— Start —

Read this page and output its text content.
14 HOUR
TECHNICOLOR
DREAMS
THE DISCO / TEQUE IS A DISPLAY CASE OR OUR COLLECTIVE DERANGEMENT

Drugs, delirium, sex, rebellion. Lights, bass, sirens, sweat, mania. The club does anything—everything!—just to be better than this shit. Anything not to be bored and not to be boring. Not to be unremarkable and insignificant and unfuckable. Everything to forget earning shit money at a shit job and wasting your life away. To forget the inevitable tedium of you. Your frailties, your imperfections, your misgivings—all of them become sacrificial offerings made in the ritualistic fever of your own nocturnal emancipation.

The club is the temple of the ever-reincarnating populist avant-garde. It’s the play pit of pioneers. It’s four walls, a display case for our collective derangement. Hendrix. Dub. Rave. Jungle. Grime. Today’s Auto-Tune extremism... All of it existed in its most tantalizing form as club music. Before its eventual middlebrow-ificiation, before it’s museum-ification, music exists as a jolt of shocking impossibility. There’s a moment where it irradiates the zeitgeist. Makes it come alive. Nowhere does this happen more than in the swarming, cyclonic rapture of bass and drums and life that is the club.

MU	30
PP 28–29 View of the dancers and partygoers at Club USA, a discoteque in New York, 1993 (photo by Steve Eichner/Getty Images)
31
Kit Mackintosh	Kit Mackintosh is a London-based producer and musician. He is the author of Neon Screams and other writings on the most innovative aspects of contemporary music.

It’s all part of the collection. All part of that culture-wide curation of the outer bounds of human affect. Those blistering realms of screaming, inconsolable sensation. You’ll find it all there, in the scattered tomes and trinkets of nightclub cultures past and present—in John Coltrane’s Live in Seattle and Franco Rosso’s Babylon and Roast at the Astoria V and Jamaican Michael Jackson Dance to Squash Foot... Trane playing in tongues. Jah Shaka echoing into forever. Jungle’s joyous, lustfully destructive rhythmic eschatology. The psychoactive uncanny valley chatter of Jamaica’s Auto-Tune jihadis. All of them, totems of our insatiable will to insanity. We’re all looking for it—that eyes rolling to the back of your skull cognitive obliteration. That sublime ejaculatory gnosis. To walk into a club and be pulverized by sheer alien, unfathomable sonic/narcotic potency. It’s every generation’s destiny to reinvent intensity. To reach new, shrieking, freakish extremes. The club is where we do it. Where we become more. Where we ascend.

— End —

_EXERCISE GOAL_: Within the records above, how many lines include the word "music"? State the number by itself.

_RESPONSE TO THE EXERCISE_: 2